| Exercise directions |
Identify each line holding the string "cross" and copy it.

------------------------------------------------------------------------

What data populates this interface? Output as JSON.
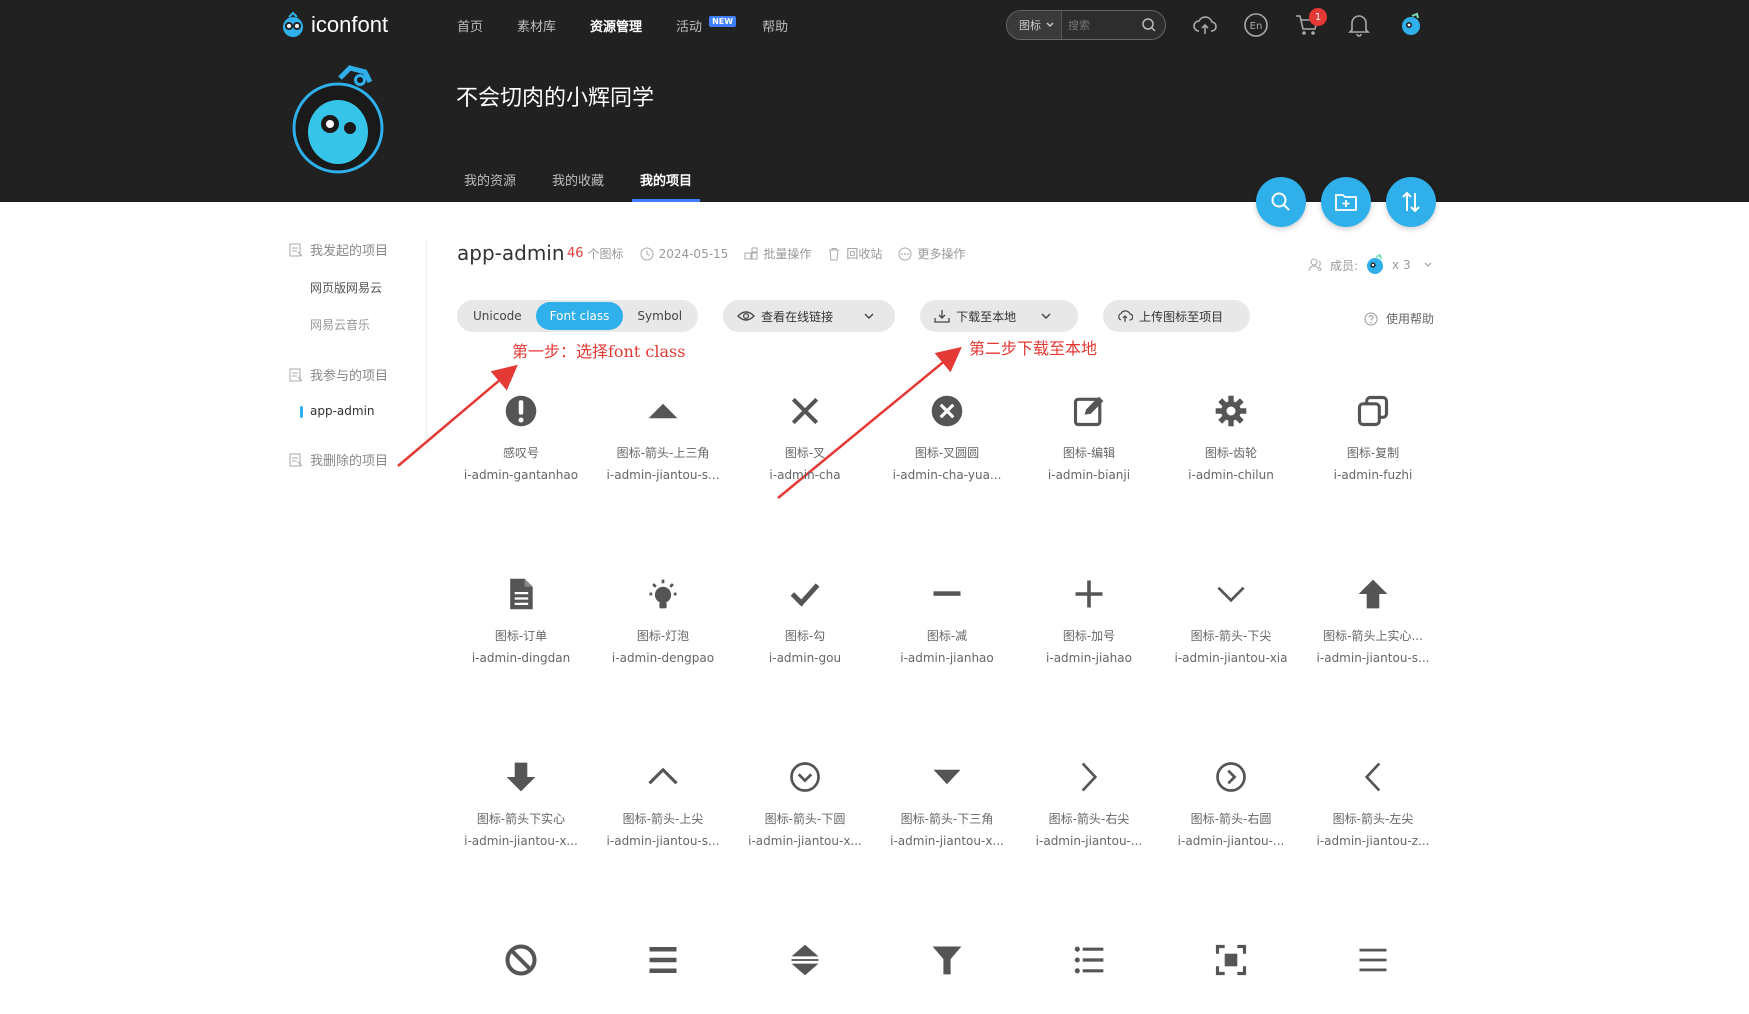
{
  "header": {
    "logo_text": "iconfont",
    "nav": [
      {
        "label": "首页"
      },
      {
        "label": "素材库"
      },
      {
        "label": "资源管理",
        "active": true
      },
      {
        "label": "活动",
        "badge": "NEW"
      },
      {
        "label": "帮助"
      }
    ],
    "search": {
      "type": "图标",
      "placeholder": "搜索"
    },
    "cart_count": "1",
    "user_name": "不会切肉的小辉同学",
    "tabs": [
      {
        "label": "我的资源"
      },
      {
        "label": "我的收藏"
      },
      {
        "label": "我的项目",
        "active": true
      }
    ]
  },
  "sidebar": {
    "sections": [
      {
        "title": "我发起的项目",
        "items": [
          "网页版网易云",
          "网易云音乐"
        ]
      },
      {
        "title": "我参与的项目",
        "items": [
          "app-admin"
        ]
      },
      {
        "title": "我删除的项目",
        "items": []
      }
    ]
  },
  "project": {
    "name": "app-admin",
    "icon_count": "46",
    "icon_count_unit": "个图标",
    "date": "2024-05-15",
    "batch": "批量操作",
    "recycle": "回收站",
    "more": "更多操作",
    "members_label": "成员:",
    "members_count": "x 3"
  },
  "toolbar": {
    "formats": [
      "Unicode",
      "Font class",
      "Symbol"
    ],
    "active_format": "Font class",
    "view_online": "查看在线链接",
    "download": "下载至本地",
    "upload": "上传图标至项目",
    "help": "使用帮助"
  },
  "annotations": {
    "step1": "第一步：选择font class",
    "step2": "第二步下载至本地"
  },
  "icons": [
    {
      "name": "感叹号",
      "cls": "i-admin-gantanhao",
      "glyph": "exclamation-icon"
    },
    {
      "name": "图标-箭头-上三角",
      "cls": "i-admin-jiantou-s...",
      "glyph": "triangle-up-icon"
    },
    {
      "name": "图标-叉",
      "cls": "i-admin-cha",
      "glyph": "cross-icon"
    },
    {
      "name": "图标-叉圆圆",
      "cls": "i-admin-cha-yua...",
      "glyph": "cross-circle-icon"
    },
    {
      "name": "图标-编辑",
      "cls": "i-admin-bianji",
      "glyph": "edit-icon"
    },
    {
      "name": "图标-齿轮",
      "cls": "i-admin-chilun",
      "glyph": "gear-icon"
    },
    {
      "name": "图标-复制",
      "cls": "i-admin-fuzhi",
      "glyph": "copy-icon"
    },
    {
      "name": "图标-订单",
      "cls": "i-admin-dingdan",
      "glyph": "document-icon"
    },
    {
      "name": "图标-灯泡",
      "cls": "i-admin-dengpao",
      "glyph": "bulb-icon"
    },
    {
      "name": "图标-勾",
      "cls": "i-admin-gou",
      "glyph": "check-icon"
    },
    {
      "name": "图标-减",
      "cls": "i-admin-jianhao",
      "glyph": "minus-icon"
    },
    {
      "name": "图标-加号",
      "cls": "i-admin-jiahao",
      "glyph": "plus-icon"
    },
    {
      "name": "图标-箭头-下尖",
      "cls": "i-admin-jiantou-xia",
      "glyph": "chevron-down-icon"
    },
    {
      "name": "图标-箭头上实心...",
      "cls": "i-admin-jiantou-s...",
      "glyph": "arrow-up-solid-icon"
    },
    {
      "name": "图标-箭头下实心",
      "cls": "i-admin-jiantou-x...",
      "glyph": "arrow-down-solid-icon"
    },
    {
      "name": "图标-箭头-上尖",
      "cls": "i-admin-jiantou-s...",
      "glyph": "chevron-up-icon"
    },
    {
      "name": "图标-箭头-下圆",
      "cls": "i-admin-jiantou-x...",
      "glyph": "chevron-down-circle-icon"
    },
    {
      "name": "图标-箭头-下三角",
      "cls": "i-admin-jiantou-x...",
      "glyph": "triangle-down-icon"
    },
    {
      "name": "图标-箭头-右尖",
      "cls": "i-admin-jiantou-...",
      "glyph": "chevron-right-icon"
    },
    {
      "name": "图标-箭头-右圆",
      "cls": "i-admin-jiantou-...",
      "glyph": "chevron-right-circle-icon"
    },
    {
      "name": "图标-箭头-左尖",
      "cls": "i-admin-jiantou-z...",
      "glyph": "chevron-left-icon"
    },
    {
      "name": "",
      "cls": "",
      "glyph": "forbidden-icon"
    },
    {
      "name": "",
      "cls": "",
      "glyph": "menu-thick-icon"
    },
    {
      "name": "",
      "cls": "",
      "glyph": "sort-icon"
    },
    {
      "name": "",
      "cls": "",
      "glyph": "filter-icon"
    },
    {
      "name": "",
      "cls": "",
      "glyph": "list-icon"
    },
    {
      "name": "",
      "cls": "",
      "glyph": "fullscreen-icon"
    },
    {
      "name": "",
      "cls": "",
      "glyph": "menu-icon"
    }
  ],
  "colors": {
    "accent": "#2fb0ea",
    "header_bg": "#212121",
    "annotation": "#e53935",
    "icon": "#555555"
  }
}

------------------------------------------------------------------------

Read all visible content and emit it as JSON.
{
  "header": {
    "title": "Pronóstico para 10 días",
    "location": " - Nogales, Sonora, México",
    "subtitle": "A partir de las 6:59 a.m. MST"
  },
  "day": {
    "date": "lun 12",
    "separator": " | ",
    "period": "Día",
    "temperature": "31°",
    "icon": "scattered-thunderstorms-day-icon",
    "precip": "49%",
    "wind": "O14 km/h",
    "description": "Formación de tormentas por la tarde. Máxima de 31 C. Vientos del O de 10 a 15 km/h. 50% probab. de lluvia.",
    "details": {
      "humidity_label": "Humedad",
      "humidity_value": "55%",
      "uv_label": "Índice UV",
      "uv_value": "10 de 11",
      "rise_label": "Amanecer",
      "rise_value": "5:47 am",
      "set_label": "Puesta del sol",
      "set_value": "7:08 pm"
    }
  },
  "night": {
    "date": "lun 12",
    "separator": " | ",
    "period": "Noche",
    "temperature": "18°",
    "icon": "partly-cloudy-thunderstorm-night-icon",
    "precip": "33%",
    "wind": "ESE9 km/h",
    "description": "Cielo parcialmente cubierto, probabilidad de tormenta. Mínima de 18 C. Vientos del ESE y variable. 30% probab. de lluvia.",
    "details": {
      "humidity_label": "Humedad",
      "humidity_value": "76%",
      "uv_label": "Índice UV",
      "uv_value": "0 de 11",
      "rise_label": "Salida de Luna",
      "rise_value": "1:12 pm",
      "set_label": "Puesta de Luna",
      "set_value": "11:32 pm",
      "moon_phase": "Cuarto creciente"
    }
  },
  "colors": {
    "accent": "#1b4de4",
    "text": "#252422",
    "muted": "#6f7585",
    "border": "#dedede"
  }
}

------------------------------------------------------------------------

| Expected answer |
      "glyph": "cross-icon"
      "glyph": "cross-circle-icon"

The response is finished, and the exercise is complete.